Write out all of the entries that follow, word for word, but skip the pictures.
## start Data for this exercise
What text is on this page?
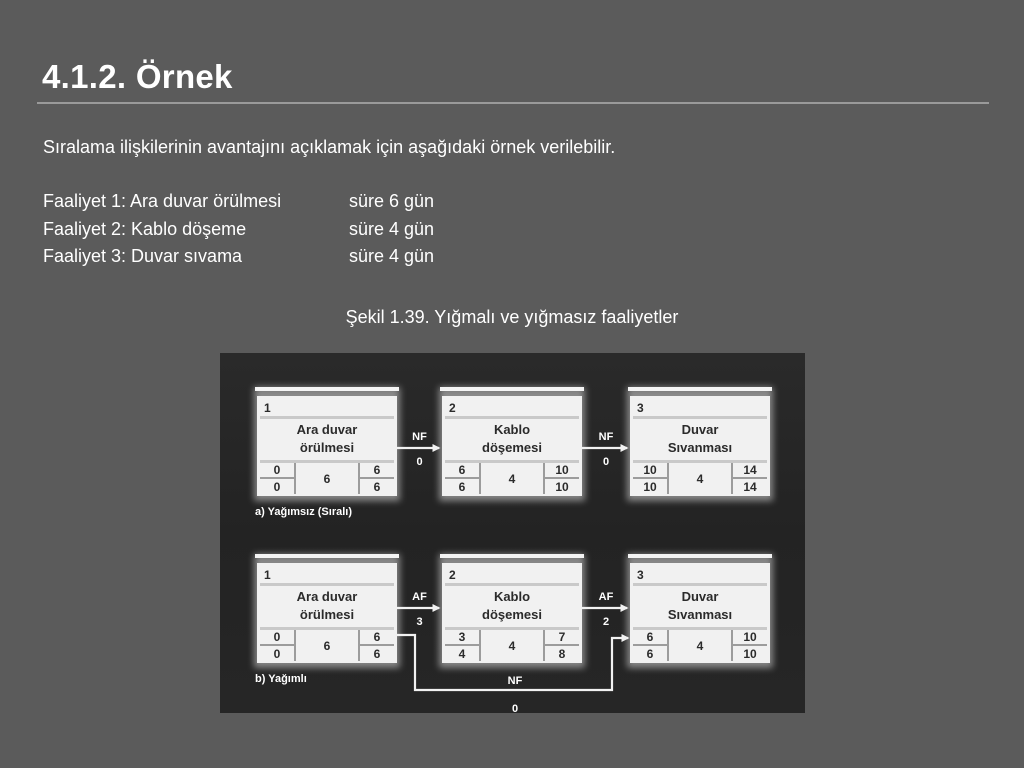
4.1.2. Örnek
Sıralama ilişkilerinin avantajını açıklamak için aşağıdaki örnek verilebilir.
Faaliyet 1: Ara duvar örülmesi	süre 6 gün
Faaliyet 2: Kablo döşeme	süre 4 gün
Faaliyet 3: Duvar sıvama	süre 4 gün
Şekil 1.39. Yığmalı ve yığmasız faaliyetler
1
Ara duvar
örülmesi
0
0
6
6
6
2
Kablo
döşemesi
6
6
4
10
10
3
Duvar
Sıvanması
10
10
4
14
14
NF
0
NF
0
a) Yağımsız (Sıralı)
1
Ara duvar
örülmesi
0
0
6
6
6
2
Kablo
döşemesi
3
4
4
7
8
3
Duvar
Sıvanması
6
6
4
10
10
AF
3
AF
2
b) Yağımlı	NF
0
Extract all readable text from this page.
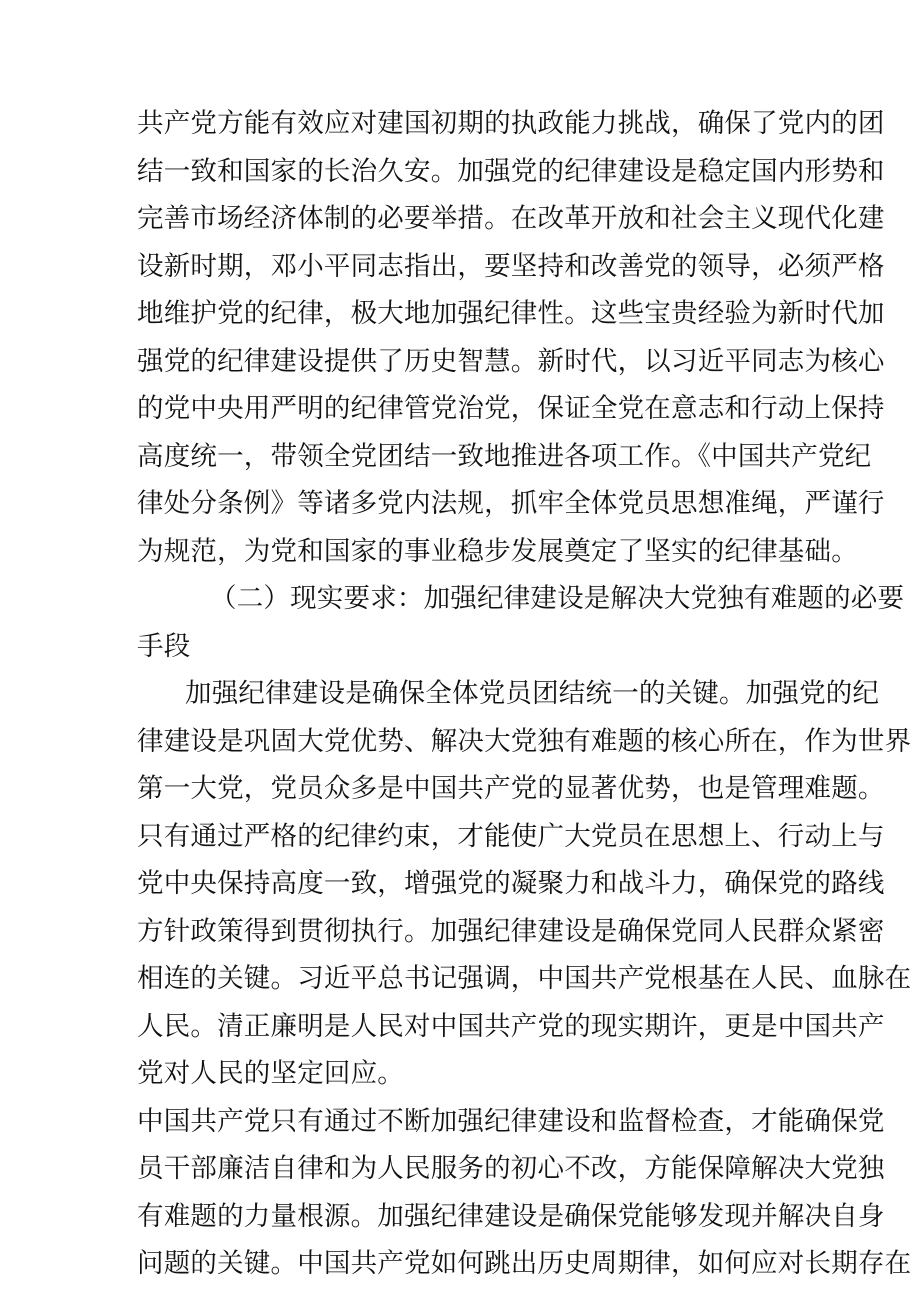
共产党方能有效应对建国初期的执政能力挑战，确保了党内的团
结一致和国家的长治久安。加强党的纪律建设是稳定国内形势和
完善市场经济体制的必要举措。在改革开放和社会主义现代化建
设新时期，邓小平同志指出，要坚持和改善党的领导，必须严格
地维护党的纪律，极大地加强纪律性。这些宝贵经验为新时代加
强党的纪律建设提供了历史智慧。新时代，以习近平同志为核心
的党中央用严明的纪律管党治党，保证全党在意志和行动上保持
高度统一，带领全党团结一致地推进各项工作。《中国共产党纪
律处分条例》等诸多党内法规，抓牢全体党员思想准绳，严谨行
为规范，为党和国家的事业稳步发展奠定了坚实的纪律基础。
（二）现实要求：加强纪律建设是解决大党独有难题的必要
手段
加强纪律建设是确保全体党员团结统一的关键。加强党的纪
律建设是巩固大党优势、解决大党独有难题的核心所在，作为世界
第一大党，党员众多是中国共产党的显著优势，也是管理难题。
只有通过严格的纪律约束，才能使广大党员在思想上、行动上与
党中央保持高度一致，增强党的凝聚力和战斗力，确保党的路线
方针政策得到贯彻执行。加强纪律建设是确保党同人民群众紧密
相连的关键。习近平总书记强调，中国共产党根基在人民、血脉在
人民。清正廉明是人民对中国共产党的现实期许，更是中国共产
党对人民的坚定回应。
中国共产党只有通过不断加强纪律建设和监督检查，才能确保党
员干部廉洁自律和为人民服务的初心不改，方能保障解决大党独
有难题的力量根源。加强纪律建设是确保党能够发现并解决自身
问题的关键。中国共产党如何跳出历史周期律，如何应对长期存在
## end Data for this exercise
Answer to the task =>
What text is on this page?
4.1.2. Örnek
Sıralama ilişkilerinin avantajını açıklamak için aşağıdaki örnek verilebilir.
Faaliyet 1: Ara duvar örülmesi	süre 6 gün
Faaliyet 2: Kablo döşeme	süre 4 gün
Faaliyet 3: Duvar sıvama	süre 4 gün
Şekil 1.39. Yığmalı ve yığmasız faaliyetler
1
Ara duvar
örülmesi
0
0
6
6
6
2
Kablo
döşemesi
6
6
4
10
10
3
Duvar
Sıvanması
10
10
4
14
14
NF
0
NF
0
a) Yağımsız (Sıralı)
1
Ara duvar
örülmesi
0
0
6
6
6
2
Kablo
döşemesi
3
4
4
7
8
3
Duvar
Sıvanması
6
6
4
10
10
AF
3
AF
2
b) Yağımlı	NF
0
Extract all readable text from this page.
共产党方能有效应对建国初期的执政能力挑战，确保了党内的团
结一致和国家的长治久安。加强党的纪律建设是稳定国内形势和
完善市场经济体制的必要举措。在改革开放和社会主义现代化建
设新时期，邓小平同志指出，要坚持和改善党的领导，必须严格
地维护党的纪律，极大地加强纪律性。这些宝贵经验为新时代加
强党的纪律建设提供了历史智慧。新时代，以习近平同志为核心
的党中央用严明的纪律管党治党，保证全党在意志和行动上保持
高度统一，带领全党团结一致地推进各项工作。《中国共产党纪
律处分条例》等诸多党内法规，抓牢全体党员思想准绳，严谨行
为规范，为党和国家的事业稳步发展奠定了坚实的纪律基础。
（二）现实要求：加强纪律建设是解决大党独有难题的必要
手段
加强纪律建设是确保全体党员团结统一的关键。加强党的纪
律建设是巩固大党优势、解决大党独有难题的核心所在，作为世界
第一大党，党员众多是中国共产党的显著优势，也是管理难题。
只有通过严格的纪律约束，才能使广大党员在思想上、行动上与
党中央保持高度一致，增强党的凝聚力和战斗力，确保党的路线
方针政策得到贯彻执行。加强纪律建设是确保党同人民群众紧密
相连的关键。习近平总书记强调，中国共产党根基在人民、血脉在
人民。清正廉明是人民对中国共产党的现实期许，更是中国共产
党对人民的坚定回应。
中国共产党只有通过不断加强纪律建设和监督检查，才能确保党
员干部廉洁自律和为人民服务的初心不改，方能保障解决大党独
有难题的力量根源。加强纪律建设是确保党能够发现并解决自身
问题的关键。中国共产党如何跳出历史周期律，如何应对长期存在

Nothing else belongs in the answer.